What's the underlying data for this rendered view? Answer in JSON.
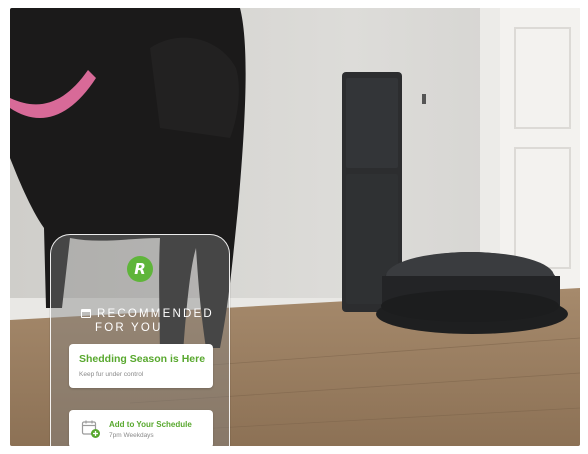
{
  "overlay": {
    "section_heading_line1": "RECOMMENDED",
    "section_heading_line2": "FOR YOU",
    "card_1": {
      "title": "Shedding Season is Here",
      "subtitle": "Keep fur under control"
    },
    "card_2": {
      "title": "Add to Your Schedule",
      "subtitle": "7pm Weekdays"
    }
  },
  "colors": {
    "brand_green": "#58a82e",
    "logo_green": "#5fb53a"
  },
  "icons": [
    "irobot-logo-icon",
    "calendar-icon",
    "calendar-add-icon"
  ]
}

...

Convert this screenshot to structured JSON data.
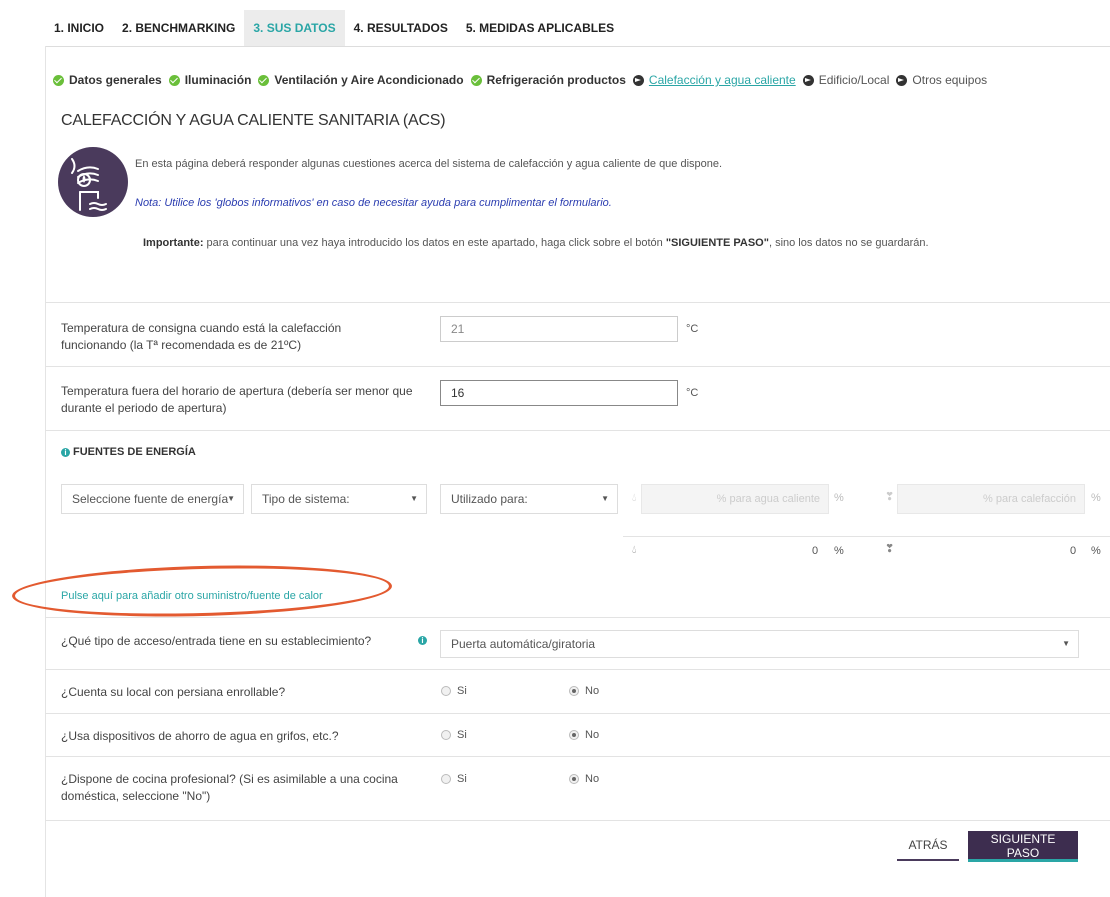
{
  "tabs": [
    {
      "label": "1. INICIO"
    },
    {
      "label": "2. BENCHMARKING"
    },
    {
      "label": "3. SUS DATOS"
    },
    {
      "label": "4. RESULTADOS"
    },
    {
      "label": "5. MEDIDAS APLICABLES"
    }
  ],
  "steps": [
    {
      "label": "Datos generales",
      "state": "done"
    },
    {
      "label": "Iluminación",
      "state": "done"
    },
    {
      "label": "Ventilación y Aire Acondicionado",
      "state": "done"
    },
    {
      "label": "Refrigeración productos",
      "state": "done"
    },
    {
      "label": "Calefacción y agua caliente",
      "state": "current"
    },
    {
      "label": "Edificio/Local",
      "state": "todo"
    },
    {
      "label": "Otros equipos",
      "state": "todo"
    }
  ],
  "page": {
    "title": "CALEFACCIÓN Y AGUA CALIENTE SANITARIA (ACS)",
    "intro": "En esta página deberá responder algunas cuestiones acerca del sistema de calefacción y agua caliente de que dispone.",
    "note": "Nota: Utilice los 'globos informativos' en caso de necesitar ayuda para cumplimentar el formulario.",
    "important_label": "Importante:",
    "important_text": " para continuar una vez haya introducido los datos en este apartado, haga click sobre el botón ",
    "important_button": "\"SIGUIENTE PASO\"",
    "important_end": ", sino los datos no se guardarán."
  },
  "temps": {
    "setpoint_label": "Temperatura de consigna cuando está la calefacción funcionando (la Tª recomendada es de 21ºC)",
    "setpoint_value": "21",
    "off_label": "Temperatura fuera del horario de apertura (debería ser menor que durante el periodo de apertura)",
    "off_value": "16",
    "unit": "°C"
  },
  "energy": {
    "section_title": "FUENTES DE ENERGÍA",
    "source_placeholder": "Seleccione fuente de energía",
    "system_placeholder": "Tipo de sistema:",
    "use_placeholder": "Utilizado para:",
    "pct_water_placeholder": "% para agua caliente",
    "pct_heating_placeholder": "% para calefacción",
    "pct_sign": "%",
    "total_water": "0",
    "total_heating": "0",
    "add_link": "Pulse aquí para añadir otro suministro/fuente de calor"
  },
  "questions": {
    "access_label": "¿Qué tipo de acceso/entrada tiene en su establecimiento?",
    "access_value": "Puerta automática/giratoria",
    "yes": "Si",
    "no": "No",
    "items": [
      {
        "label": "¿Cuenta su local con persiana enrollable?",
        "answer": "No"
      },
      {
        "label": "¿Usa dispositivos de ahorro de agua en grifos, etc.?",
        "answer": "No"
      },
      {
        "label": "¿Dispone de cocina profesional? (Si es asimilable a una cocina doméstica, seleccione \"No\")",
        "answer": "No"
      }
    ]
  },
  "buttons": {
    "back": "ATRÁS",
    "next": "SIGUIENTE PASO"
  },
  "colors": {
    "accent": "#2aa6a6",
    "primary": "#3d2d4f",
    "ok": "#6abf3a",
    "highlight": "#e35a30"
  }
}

What to produce: Take each line of the material that contains the word "data" and list it.

Result:
What's the underlying data for this rendered view? Answer in JSON.
Convert this screenshot to structured JSON data.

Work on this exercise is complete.